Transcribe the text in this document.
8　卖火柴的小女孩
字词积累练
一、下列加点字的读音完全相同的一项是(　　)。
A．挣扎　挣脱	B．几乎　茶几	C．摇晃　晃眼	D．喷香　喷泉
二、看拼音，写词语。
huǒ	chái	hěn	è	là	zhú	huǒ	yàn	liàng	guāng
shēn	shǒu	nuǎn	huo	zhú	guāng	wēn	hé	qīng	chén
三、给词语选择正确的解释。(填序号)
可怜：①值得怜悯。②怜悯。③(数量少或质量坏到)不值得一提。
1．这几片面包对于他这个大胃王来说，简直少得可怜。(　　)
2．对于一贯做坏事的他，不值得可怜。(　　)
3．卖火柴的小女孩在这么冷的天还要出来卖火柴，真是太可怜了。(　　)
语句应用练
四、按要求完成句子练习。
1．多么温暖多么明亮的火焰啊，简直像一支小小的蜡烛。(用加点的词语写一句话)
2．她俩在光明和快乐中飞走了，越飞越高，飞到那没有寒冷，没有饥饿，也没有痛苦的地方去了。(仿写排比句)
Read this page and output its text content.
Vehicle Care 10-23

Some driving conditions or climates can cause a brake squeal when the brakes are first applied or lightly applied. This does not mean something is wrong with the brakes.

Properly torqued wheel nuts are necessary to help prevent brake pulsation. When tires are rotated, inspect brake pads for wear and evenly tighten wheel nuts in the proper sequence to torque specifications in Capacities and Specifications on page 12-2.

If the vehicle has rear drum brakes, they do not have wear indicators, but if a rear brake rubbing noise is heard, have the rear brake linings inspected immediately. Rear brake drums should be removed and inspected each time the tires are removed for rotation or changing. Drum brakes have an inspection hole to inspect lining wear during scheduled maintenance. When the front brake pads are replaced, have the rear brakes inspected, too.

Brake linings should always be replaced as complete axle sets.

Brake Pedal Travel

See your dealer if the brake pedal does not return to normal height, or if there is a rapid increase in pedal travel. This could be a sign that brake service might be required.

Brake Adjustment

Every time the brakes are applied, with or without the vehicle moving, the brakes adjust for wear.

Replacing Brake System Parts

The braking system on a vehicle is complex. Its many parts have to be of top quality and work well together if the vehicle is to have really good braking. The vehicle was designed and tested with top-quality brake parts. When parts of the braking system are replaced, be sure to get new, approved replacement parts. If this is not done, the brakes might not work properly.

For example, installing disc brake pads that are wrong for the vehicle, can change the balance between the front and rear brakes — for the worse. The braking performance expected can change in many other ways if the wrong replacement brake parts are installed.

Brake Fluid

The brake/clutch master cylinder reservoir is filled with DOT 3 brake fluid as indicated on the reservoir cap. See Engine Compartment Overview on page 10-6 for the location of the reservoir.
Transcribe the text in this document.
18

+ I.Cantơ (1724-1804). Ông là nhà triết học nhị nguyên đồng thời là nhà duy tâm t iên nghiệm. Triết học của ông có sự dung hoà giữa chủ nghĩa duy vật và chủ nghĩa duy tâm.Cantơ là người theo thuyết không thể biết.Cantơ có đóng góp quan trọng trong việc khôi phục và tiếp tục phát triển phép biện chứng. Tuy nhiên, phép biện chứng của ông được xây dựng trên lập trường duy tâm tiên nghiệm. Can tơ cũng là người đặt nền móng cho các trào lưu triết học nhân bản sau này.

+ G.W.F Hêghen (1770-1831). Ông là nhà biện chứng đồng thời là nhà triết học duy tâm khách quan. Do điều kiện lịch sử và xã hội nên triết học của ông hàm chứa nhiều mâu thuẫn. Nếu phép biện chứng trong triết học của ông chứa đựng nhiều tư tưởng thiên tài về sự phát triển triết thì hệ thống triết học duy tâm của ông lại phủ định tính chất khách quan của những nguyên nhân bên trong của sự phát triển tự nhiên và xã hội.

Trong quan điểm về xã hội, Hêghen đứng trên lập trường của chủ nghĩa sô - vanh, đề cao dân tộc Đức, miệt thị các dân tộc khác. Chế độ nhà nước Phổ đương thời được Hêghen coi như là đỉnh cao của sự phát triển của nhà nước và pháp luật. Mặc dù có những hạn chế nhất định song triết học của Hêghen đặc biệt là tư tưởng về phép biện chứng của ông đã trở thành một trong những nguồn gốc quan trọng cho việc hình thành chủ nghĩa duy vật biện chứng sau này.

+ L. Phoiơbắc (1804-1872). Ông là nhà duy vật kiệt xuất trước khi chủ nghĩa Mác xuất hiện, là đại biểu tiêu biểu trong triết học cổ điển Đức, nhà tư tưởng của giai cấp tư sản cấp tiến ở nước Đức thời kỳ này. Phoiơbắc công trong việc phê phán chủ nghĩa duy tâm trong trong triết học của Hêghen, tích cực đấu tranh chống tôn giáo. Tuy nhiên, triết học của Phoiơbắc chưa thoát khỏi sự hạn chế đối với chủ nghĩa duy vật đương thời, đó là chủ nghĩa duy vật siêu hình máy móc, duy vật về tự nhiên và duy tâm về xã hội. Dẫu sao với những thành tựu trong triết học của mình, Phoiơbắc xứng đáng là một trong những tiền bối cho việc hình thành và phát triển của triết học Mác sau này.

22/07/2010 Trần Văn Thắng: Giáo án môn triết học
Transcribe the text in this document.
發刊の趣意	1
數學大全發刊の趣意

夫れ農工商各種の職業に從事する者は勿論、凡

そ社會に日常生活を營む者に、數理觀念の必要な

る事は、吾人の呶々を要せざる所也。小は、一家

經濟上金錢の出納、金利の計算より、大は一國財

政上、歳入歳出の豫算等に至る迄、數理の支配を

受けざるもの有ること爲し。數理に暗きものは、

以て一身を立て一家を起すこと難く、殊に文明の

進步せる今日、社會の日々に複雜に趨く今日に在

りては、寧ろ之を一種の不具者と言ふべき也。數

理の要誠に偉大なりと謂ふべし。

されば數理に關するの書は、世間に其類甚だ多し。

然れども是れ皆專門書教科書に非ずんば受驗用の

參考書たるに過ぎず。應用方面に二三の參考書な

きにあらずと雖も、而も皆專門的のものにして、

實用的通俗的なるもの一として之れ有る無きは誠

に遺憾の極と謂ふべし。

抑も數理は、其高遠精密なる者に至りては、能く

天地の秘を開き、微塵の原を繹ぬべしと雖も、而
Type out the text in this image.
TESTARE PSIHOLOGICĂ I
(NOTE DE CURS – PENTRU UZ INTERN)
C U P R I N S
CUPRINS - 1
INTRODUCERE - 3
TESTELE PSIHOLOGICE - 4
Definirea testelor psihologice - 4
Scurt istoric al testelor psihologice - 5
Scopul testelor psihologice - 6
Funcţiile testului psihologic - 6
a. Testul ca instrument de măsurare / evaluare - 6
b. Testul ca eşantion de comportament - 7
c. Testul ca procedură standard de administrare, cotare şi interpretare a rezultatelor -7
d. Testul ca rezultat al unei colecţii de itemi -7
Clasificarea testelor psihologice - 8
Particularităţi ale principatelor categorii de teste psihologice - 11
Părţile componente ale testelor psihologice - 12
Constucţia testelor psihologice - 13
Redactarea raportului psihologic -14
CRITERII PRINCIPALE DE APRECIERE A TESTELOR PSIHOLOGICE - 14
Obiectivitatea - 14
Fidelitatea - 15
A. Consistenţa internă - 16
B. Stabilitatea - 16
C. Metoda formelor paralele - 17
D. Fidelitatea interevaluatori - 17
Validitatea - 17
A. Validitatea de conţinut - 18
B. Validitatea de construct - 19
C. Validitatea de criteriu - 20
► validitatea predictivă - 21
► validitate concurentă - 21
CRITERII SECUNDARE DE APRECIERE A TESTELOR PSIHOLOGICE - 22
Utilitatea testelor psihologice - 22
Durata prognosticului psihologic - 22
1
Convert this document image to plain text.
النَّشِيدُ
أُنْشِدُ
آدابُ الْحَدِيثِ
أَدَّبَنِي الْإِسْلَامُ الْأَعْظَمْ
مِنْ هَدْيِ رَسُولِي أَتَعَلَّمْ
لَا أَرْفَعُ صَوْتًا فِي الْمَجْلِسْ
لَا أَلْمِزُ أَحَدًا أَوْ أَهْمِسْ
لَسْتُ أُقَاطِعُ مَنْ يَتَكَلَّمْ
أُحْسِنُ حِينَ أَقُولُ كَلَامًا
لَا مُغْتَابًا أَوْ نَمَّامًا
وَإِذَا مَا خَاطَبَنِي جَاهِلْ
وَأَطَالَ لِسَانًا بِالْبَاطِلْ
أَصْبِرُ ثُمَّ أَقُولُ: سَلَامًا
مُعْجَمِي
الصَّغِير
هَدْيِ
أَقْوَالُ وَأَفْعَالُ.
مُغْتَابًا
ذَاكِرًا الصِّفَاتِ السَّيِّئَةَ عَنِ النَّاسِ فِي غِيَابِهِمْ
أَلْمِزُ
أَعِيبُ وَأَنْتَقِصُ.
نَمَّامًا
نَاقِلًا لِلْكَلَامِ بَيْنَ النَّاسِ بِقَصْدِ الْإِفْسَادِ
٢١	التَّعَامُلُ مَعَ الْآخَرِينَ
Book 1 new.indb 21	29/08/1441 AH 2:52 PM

————————

▶ [Instructions for the task]: Identify each line containing the string "have" and copy it out.

▶ [Finished answer]:
If the vehicle has rear drum brakes, they do not have wear indicators, but if a rear brake rubbing noise is heard, have the rear brake linings inspected immediately. Rear brake drums should be removed and inspected each time the tires are removed for rotation or changing. Drum brakes have an inspection hole to inspect lining wear during scheduled maintenance. When the front brake pads are replaced, have the rear brakes inspected, too.
The braking system on a vehicle is complex. Its many parts have to be of top quality and work well together if the vehicle is to have really good braking. The vehicle was designed and tested with top-quality brake parts. When parts of the braking system are replaced, be sure to get new, approved replacement parts. If this is not done, the brakes might not work properly.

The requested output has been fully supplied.